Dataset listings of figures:
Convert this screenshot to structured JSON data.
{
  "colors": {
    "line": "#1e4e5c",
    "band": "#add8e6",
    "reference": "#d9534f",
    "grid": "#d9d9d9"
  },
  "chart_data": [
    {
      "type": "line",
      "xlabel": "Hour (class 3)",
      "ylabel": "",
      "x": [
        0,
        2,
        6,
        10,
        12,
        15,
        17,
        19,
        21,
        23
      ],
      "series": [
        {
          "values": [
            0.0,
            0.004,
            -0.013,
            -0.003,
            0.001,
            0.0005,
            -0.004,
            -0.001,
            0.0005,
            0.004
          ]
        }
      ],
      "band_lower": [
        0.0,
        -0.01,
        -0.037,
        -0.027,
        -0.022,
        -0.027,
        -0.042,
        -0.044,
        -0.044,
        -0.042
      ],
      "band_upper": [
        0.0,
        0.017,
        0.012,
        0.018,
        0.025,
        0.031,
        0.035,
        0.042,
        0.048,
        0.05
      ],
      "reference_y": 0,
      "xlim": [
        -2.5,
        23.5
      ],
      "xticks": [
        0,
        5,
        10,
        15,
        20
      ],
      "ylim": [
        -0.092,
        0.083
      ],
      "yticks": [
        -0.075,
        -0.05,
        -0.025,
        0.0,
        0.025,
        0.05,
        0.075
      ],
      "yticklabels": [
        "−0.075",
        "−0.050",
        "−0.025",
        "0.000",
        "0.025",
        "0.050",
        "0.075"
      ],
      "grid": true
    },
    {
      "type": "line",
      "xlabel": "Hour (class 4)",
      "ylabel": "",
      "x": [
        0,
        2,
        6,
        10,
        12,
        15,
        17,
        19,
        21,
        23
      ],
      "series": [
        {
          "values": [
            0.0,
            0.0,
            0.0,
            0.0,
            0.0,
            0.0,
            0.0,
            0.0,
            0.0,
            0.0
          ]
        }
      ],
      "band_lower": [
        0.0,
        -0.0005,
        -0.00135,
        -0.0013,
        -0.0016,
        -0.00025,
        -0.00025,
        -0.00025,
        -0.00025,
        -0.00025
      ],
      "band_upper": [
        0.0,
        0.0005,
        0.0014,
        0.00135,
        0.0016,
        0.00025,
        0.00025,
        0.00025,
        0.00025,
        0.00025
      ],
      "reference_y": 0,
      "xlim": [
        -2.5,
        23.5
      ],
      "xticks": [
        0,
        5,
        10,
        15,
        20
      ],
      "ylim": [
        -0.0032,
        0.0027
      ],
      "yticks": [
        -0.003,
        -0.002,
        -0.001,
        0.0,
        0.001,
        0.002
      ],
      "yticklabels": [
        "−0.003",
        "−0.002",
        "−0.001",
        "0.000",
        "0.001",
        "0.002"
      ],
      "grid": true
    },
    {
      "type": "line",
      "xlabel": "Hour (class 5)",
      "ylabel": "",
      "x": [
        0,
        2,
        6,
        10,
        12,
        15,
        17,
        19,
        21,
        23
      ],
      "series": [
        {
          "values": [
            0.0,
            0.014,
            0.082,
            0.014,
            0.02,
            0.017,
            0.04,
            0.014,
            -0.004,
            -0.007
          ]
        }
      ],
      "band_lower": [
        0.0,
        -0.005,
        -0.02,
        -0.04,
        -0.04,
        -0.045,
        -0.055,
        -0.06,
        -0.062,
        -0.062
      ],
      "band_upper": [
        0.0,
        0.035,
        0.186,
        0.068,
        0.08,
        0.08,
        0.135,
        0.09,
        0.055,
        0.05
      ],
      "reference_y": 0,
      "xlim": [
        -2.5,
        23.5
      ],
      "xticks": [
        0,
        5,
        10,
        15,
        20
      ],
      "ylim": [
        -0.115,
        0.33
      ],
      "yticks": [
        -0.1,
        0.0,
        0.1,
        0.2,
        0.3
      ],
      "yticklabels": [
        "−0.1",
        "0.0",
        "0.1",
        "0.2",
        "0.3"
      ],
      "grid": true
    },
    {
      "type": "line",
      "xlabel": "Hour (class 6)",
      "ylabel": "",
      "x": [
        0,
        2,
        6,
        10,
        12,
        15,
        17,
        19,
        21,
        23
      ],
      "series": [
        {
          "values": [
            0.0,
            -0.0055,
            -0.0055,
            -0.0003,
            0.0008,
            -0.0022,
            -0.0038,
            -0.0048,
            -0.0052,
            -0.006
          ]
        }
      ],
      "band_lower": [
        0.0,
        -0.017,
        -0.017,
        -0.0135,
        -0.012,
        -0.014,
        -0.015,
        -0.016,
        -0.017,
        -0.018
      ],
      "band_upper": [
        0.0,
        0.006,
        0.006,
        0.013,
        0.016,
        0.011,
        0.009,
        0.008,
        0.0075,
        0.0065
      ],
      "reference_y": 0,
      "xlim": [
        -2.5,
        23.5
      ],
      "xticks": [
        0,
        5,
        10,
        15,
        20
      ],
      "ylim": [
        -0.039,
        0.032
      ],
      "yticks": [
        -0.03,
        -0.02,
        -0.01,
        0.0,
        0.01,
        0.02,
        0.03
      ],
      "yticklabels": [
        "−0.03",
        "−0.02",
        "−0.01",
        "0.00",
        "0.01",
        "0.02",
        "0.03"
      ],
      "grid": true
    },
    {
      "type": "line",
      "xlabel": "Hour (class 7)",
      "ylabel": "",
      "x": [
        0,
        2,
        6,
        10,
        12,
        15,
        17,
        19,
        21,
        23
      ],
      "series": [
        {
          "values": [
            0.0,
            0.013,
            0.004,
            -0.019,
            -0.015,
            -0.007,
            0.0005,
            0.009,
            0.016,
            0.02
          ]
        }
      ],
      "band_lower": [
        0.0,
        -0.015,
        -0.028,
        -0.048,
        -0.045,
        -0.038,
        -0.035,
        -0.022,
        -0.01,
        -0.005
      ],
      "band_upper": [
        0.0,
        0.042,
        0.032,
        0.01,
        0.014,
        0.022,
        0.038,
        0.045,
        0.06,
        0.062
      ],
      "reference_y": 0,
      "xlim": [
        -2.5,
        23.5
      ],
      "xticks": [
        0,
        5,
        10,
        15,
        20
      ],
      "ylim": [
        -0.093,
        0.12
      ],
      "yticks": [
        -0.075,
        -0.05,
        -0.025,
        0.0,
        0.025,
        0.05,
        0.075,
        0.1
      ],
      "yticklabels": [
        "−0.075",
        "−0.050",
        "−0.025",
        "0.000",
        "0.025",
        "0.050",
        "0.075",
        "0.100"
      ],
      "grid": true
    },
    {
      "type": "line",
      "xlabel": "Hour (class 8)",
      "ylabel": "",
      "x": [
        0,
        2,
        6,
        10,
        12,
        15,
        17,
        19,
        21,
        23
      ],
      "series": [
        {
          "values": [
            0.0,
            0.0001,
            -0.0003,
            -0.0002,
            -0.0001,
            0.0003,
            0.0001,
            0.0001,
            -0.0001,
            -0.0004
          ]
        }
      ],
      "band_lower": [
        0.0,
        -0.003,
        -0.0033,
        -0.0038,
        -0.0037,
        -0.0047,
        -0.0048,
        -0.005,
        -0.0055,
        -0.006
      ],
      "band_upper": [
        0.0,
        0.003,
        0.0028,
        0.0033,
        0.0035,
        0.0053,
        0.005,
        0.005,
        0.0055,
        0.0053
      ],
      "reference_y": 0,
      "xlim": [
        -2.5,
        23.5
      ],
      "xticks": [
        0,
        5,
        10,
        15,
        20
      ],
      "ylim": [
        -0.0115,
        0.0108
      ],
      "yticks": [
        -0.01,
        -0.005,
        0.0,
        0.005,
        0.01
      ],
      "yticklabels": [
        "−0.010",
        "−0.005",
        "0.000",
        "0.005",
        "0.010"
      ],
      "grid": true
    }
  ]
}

— What the exercise asks —
Would you restate each of the entries word for word?

— Exercise result —
Convert this screenshot to structured JSON data.
{
  "colors": {
    "line": "#1e4e5c",
    "band": "#add8e6",
    "reference": "#d9534f",
    "grid": "#d9d9d9"
  },
  "chart_data": [
    {
      "type": "line",
      "xlabel": "Hour (class 3)",
      "ylabel": "",
      "x": [
        0,
        2,
        6,
        10,
        12,
        15,
        17,
        19,
        21,
        23
      ],
      "series": [
        {
          "values": [
            0.0,
            0.004,
            -0.013,
            -0.003,
            0.001,
            0.0005,
            -0.004,
            -0.001,
            0.0005,
            0.004
          ]
        }
      ],
      "band_lower": [
        0.0,
        -0.01,
        -0.037,
        -0.027,
        -0.022,
        -0.027,
        -0.042,
        -0.044,
        -0.044,
        -0.042
      ],
      "band_upper": [
        0.0,
        0.017,
        0.012,
        0.018,
        0.025,
        0.031,
        0.035,
        0.042,
        0.048,
        0.05
      ],
      "reference_y": 0,
      "xlim": [
        -2.5,
        23.5
      ],
      "xticks": [
        0,
        5,
        10,
        15,
        20
      ],
      "ylim": [
        -0.092,
        0.083
      ],
      "yticks": [
        -0.075,
        -0.05,
        -0.025,
        0.0,
        0.025,
        0.05,
        0.075
      ],
      "yticklabels": [
        "−0.075",
        "−0.050",
        "−0.025",
        "0.000",
        "0.025",
        "0.050",
        "0.075"
      ],
      "grid": true
    },
    {
      "type": "line",
      "xlabel": "Hour (class 4)",
      "ylabel": "",
      "x": [
        0,
        2,
        6,
        10,
        12,
        15,
        17,
        19,
        21,
        23
      ],
      "series": [
        {
          "values": [
            0.0,
            0.0,
            0.0,
            0.0,
            0.0,
            0.0,
            0.0,
            0.0,
            0.0,
            0.0
          ]
        }
      ],
      "band_lower": [
        0.0,
        -0.0005,
        -0.00135,
        -0.0013,
        -0.0016,
        -0.00025,
        -0.00025,
        -0.00025,
        -0.00025,
        -0.00025
      ],
      "band_upper": [
        0.0,
        0.0005,
        0.0014,
        0.00135,
        0.0016,
        0.00025,
        0.00025,
        0.00025,
        0.00025,
        0.00025
      ],
      "reference_y": 0,
      "xlim": [
        -2.5,
        23.5
      ],
      "xticks": [
        0,
        5,
        10,
        15,
        20
      ],
      "ylim": [
        -0.0032,
        0.0027
      ],
      "yticks": [
        -0.003,
        -0.002,
        -0.001,
        0.0,
        0.001,
        0.002
      ],
      "yticklabels": [
        "−0.003",
        "−0.002",
        "−0.001",
        "0.000",
        "0.001",
        "0.002"
      ],
      "grid": true
    },
    {
      "type": "line",
      "xlabel": "Hour (class 5)",
      "ylabel": "",
      "x": [
        0,
        2,
        6,
        10,
        12,
        15,
        17,
        19,
        21,
        23
      ],
      "series": [
        {
          "values": [
            0.0,
            0.014,
            0.082,
            0.014,
            0.02,
            0.017,
            0.04,
            0.014,
            -0.004,
            -0.007
          ]
        }
      ],
      "band_lower": [
        0.0,
        -0.005,
        -0.02,
        -0.04,
        -0.04,
        -0.045,
        -0.055,
        -0.06,
        -0.062,
        -0.062
      ],
      "band_upper": [
        0.0,
        0.035,
        0.186,
        0.068,
        0.08,
        0.08,
        0.135,
        0.09,
        0.055,
        0.05
      ],
      "reference_y": 0,
      "xlim": [
        -2.5,
        23.5
      ],
      "xticks": [
        0,
        5,
        10,
        15,
        20
      ],
      "ylim": [
        -0.115,
        0.33
      ],
      "yticks": [
        -0.1,
        0.0,
        0.1,
        0.2,
        0.3
      ],
      "yticklabels": [
        "−0.1",
        "0.0",
        "0.1",
        "0.2",
        "0.3"
      ],
      "grid": true
    },
    {
      "type": "line",
      "xlabel": "Hour (class 6)",
      "ylabel": "",
      "x": [
        0,
        2,
        6,
        10,
        12,
        15,
        17,
        19,
        21,
        23
      ],
      "series": [
        {
          "values": [
            0.0,
            -0.0055,
            -0.0055,
            -0.0003,
            0.0008,
            -0.0022,
            -0.0038,
            -0.0048,
            -0.0052,
            -0.006
          ]
        }
      ],
      "band_lower": [
        0.0,
        -0.017,
        -0.017,
        -0.0135,
        -0.012,
        -0.014,
        -0.015,
        -0.016,
        -0.017,
        -0.018
      ],
      "band_upper": [
        0.0,
        0.006,
        0.006,
        0.013,
        0.016,
        0.011,
        0.009,
        0.008,
        0.0075,
        0.0065
      ],
      "reference_y": 0,
      "xlim": [
        -2.5,
        23.5
      ],
      "xticks": [
        0,
        5,
        10,
        15,
        20
      ],
      "ylim": [
        -0.039,
        0.032
      ],
      "yticks": [
        -0.03,
        -0.02,
        -0.01,
        0.0,
        0.01,
        0.02,
        0.03
      ],
      "yticklabels": [
        "−0.03",
        "−0.02",
        "−0.01",
        "0.00",
        "0.01",
        "0.02",
        "0.03"
      ],
      "grid": true
    },
    {
      "type": "line",
      "xlabel": "Hour (class 7)",
      "ylabel": "",
      "x": [
        0,
        2,
        6,
        10,
        12,
        15,
        17,
        19,
        21,
        23
      ],
      "series": [
        {
          "values": [
            0.0,
            0.013,
            0.004,
            -0.019,
            -0.015,
            -0.007,
            0.0005,
            0.009,
            0.016,
            0.02
          ]
        }
      ],
      "band_lower": [
        0.0,
        -0.015,
        -0.028,
        -0.048,
        -0.045,
        -0.038,
        -0.035,
        -0.022,
        -0.01,
        -0.005
      ],
      "band_upper": [
        0.0,
        0.042,
        0.032,
        0.01,
        0.014,
        0.022,
        0.038,
        0.045,
        0.06,
        0.062
      ],
      "reference_y": 0,
      "xlim": [
        -2.5,
        23.5
      ],
      "xticks": [
        0,
        5,
        10,
        15,
        20
      ],
      "ylim": [
        -0.093,
        0.12
      ],
      "yticks": [
        -0.075,
        -0.05,
        -0.025,
        0.0,
        0.025,
        0.05,
        0.075,
        0.1
      ],
      "yticklabels": [
        "−0.075",
        "−0.050",
        "−0.025",
        "0.000",
        "0.025",
        "0.050",
        "0.075",
        "0.100"
      ],
      "grid": true
    },
    {
      "type": "line",
      "xlabel": "Hour (class 8)",
      "ylabel": "",
      "x": [
        0,
        2,
        6,
        10,
        12,
        15,
        17,
        19,
        21,
        23
      ],
      "series": [
        {
          "values": [
            0.0,
            0.0001,
            -0.0003,
            -0.0002,
            -0.0001,
            0.0003,
            0.0001,
            0.0001,
            -0.0001,
            -0.0004
          ]
        }
      ],
      "band_lower": [
        0.0,
        -0.003,
        -0.0033,
        -0.0038,
        -0.0037,
        -0.0047,
        -0.0048,
        -0.005,
        -0.0055,
        -0.006
      ],
      "band_upper": [
        0.0,
        0.003,
        0.0028,
        0.0033,
        0.0035,
        0.0053,
        0.005,
        0.005,
        0.0055,
        0.0053
      ],
      "reference_y": 0,
      "xlim": [
        -2.5,
        23.5
      ],
      "xticks": [
        0,
        5,
        10,
        15,
        20
      ],
      "ylim": [
        -0.0115,
        0.0108
      ],
      "yticks": [
        -0.01,
        -0.005,
        0.0,
        0.005,
        0.01
      ],
      "yticklabels": [
        "−0.010",
        "−0.005",
        "0.000",
        "0.005",
        "0.010"
      ],
      "grid": true
    }
  ]
}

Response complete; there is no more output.